§ **WORK INSTRUCTIONS**:
1. Summarize the integrals exercise in two sentences.
2. In the integrals exercise, what value does the first problem get for the integral of (x + 1) from −1 to 1?

NCERT Solutions for Class 12 Maths Chapter 7 Integrals Ex 7.8

Exercise 7.8

1.Integrate the given integral $\mathbf{\int\limits_{ - 1}^1 {(x + 1)dx} }$.

Ans: To simplify the question let us suppose, $I = \int\limits_{ - 1}^1 {(x + 1)dx} $

$\int {(x + 1)dx = \dfrac{{{x^2}}}{2}}  + x$

Again, let us suppose the function is $F(x) = \dfrac{{{x^2}}}{2} + x$

By second fundamental theorem of calculus, we obtain

$  I = F(1) - F( - 1) $

$= \left( {\dfrac{1}{2} + 1} \right) - \left( {\dfrac{1}{2} - 1} \right) $

$   = \dfrac{1}{2} + 1 - \dfrac{1}{2} + 1 $

$   = 2 $ 

2.Integrate the given integral $\mathbf{\int\limits_2^3 {\dfrac{1}{x}dx} }$.

§ **EXTRACTED INFORMATION**:
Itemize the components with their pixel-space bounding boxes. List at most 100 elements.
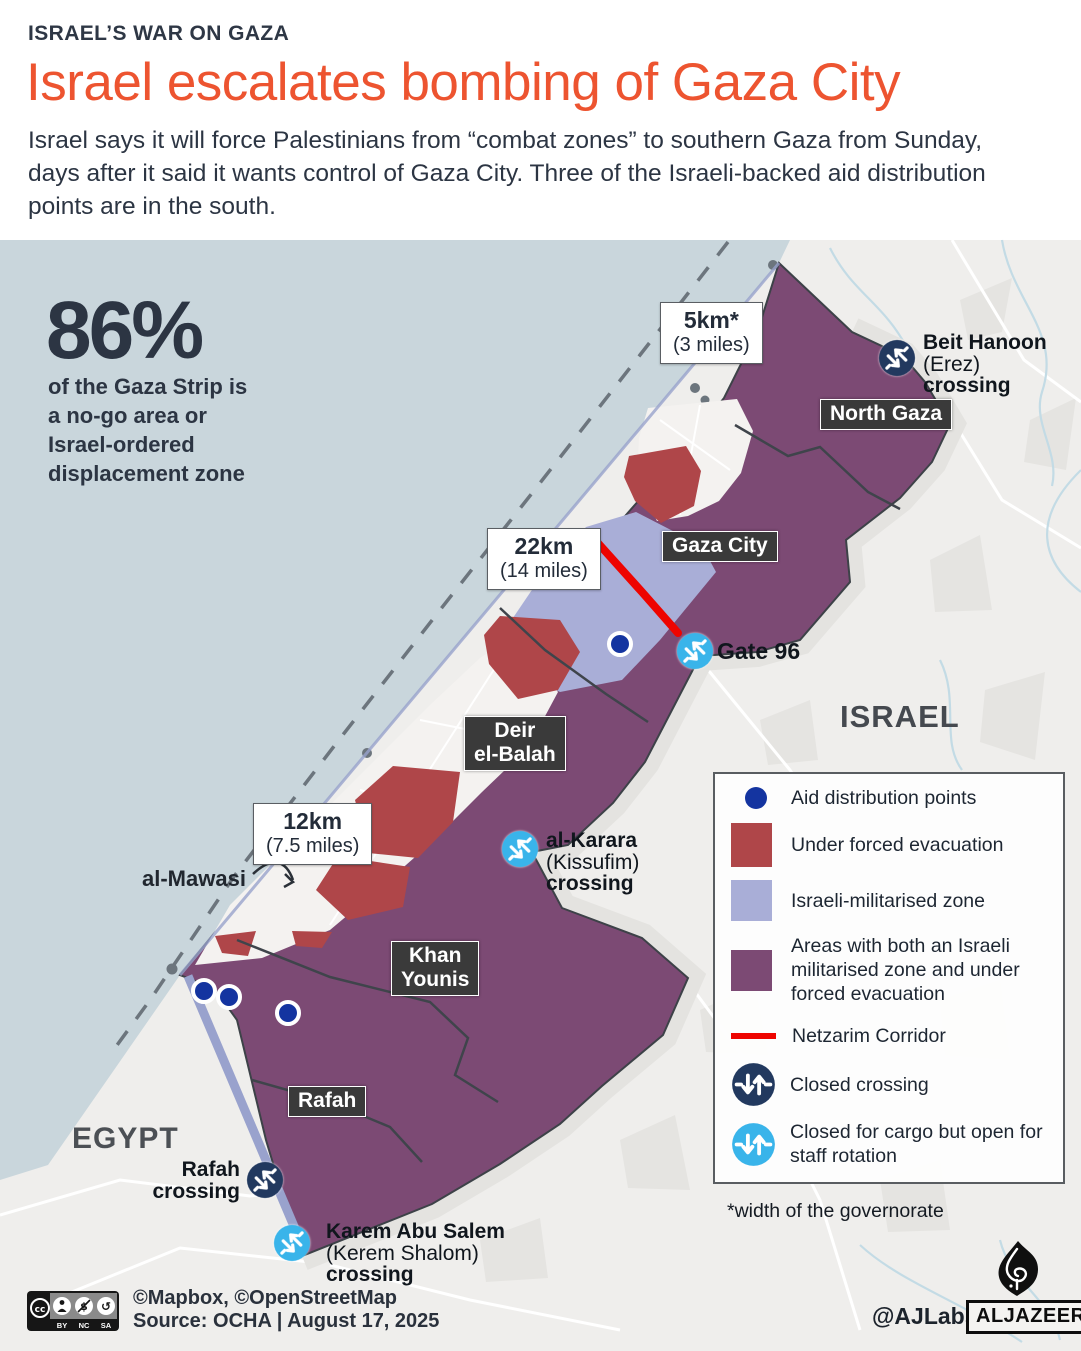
- crossing-alt-name: (Kerem Shalom): [326, 1241, 479, 1265]
- source-line: Source: OCHA | August 17, 2025: [133, 1310, 440, 1332]
- egypt-border-militarised-strip: [183, 974, 309, 1252]
- gate96-label: Gate 96: [717, 638, 801, 664]
- aljazeera-logo-icon: [986, 1240, 1048, 1303]
- cc-license-icons: cc $ ↺ BY NC SA: [27, 1291, 119, 1331]
- crossing-name: Rafah: [181, 1158, 240, 1181]
- maritime-limit-dashed-line: [110, 240, 730, 1054]
- legend-label: Aid distribution points: [791, 787, 977, 809]
- legend-label: Israeli-militarised zone: [791, 889, 985, 912]
- cc-sa-icon: [97, 1297, 115, 1315]
- badge-label: Khan: [408, 944, 462, 967]
- legend-item-staff: Closed for cargo but open for staff rota…: [731, 1120, 1049, 1168]
- subtitle: Israel says it will force Palestinians f…: [28, 127, 986, 220]
- crossing-name: Gate 96: [717, 638, 801, 664]
- badge-label: Younis: [401, 968, 470, 991]
- cc-icon: [30, 1298, 50, 1318]
- badge-deir-el-balah: Deir el-Balah: [464, 716, 566, 771]
- aid-point-marker: [216, 984, 242, 1010]
- crossing-closed-icon: [878, 339, 916, 377]
- sea-area: [0, 240, 790, 1180]
- forced-evacuation-zones: [215, 446, 701, 956]
- stat-value: 86%: [46, 285, 204, 376]
- credit-line: ©Mapbox, ©OpenStreetMap: [133, 1287, 397, 1309]
- aid-point-icon: [745, 787, 767, 809]
- badge-khan-younis: Khan Younis: [391, 941, 480, 996]
- distance-km: 12km: [283, 808, 343, 834]
- badge-gaza-city: Gaza City: [662, 531, 778, 562]
- crossing-name: Beit Hanoon: [923, 331, 1047, 354]
- crossing-alt-name: (Kissufim): [546, 850, 640, 874]
- legend-panel: Aid distribution points Under forced eva…: [713, 772, 1065, 1184]
- map-credits: ©Mapbox, ©OpenStreetMap Source: OCHA | A…: [133, 1287, 439, 1333]
- crossing-staff-icon: [273, 1224, 311, 1262]
- kicker: ISRAEL’S WAR ON GAZA: [28, 22, 290, 45]
- stat-line: a no-go area or: [48, 403, 207, 428]
- distance-miles: (14 miles): [500, 560, 588, 582]
- crossing-closed-icon: [246, 1161, 284, 1199]
- legend-item-netzarim: Netzarim Corridor: [731, 1024, 1049, 1048]
- crossing-staff-icon: [731, 1122, 776, 1167]
- karem-crossing-marker: [273, 1224, 311, 1262]
- badge-label: Rafah: [298, 1089, 357, 1112]
- badge-label: Gaza City: [672, 534, 768, 557]
- legend-label: Netzarim Corridor: [792, 1025, 946, 1047]
- beit-hanoon-crossing-marker: [878, 339, 916, 377]
- crossing-word: crossing: [546, 872, 634, 895]
- karem-crossing-label: Karem Abu Salem (Kerem Shalom) crossing: [326, 1221, 505, 1286]
- forced-evacuation-swatch: [731, 823, 772, 867]
- almawasi-label: al-Mawasi: [142, 866, 246, 891]
- stat-line: Israel-ordered: [48, 432, 195, 457]
- rafah-crossing-label: Rafah crossing: [140, 1159, 240, 1202]
- crossing-staff-icon: [501, 830, 539, 868]
- legend-item-aid: Aid distribution points: [731, 786, 1049, 810]
- beit-hanoon-crossing-label: Beit Hanoon (Erez) crossing: [923, 332, 1047, 397]
- legend-item-closed: Closed crossing: [731, 1062, 1049, 1107]
- aid-distribution-points: [191, 631, 633, 1026]
- aljazeera-wordmark: ALJAZEERA: [966, 1300, 1081, 1334]
- netzarim-line-icon: [731, 1033, 776, 1039]
- badge-label: Deir: [494, 719, 536, 742]
- cc-by-icon: [53, 1297, 71, 1315]
- aid-point-marker: [191, 978, 217, 1004]
- distance-km: 5km*: [683, 307, 739, 333]
- aid-point-marker: [275, 1000, 301, 1026]
- rafah-crossing-marker: [246, 1161, 284, 1199]
- legend-item-militarised: Israeli-militarised zone: [731, 880, 1049, 921]
- badge-label: North Gaza: [830, 402, 943, 425]
- legend-footnote: *width of the governorate: [727, 1200, 944, 1222]
- badge-rafah: Rafah: [288, 1086, 367, 1117]
- country-label-egypt: EGYPT: [72, 1122, 179, 1155]
- crossing-closed-icon: [731, 1062, 776, 1107]
- aid-point-marker: [607, 631, 633, 657]
- legend-label: Closed crossing: [790, 1073, 929, 1096]
- stat-description: of the Gaza Strip is a no-go area or Isr…: [48, 372, 247, 488]
- distance-miles: (3 miles): [673, 334, 750, 356]
- svg-text:↺: ↺: [101, 1300, 111, 1314]
- crossing-word: crossing: [923, 374, 1011, 397]
- crossing-name: Karem Abu Salem: [326, 1220, 505, 1243]
- legend-label: Under forced evacuation: [791, 834, 1004, 856]
- distance-label-gaza-city: 22km (14 miles): [487, 528, 601, 590]
- crossing-word: crossing: [152, 1179, 240, 1203]
- legend-item-both: Areas with both an Israeli militarised z…: [731, 934, 1049, 1006]
- country-label-israel: ISRAEL: [840, 699, 960, 734]
- ajlabs-handle: @AJLabs: [872, 1303, 978, 1329]
- svg-text:cc: cc: [35, 1305, 46, 1315]
- badge-label: el-Balah: [474, 743, 556, 766]
- karara-crossing-marker: [501, 830, 539, 868]
- distance-label-deir: 12km (7.5 miles): [253, 803, 373, 865]
- crossing-staff-icon: [676, 632, 714, 670]
- cc-license-badge: cc $ ↺ BY NC SA: [27, 1291, 119, 1336]
- stat-line: of the Gaza Strip is: [48, 374, 248, 399]
- distance-miles: (7.5 miles): [266, 835, 360, 857]
- legend-item-forced: Under forced evacuation: [731, 823, 1049, 867]
- militarised-zone-swatch: [731, 880, 772, 921]
- badge-north-gaza: North Gaza: [820, 399, 953, 430]
- netzarim-corridor-line: [584, 528, 682, 637]
- cc-by-label: BY: [57, 1321, 67, 1330]
- karara-crossing-label: al-Karara (Kissufim) crossing: [546, 830, 639, 895]
- page-title: Israel escalates bombing of Gaza City: [26, 53, 901, 112]
- both-zones-swatch: [731, 949, 772, 991]
- distance-km: 22km: [514, 533, 574, 559]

§ **RESPONSES FOR EACH TASK**:
1. The integrals exercise is Exercise 7.8 of the NCERT Class 12 Maths solutions for Chapter 7. Its first problem finds the integral of (x + 1) from −1 to 1 by taking F(x) = x²/2 + x and using the second fundamental theorem of calculus to get I = F(1) − F(−1) = 2, and then a second problem asks for the integral of 1/x from 2 to 3.

2. 2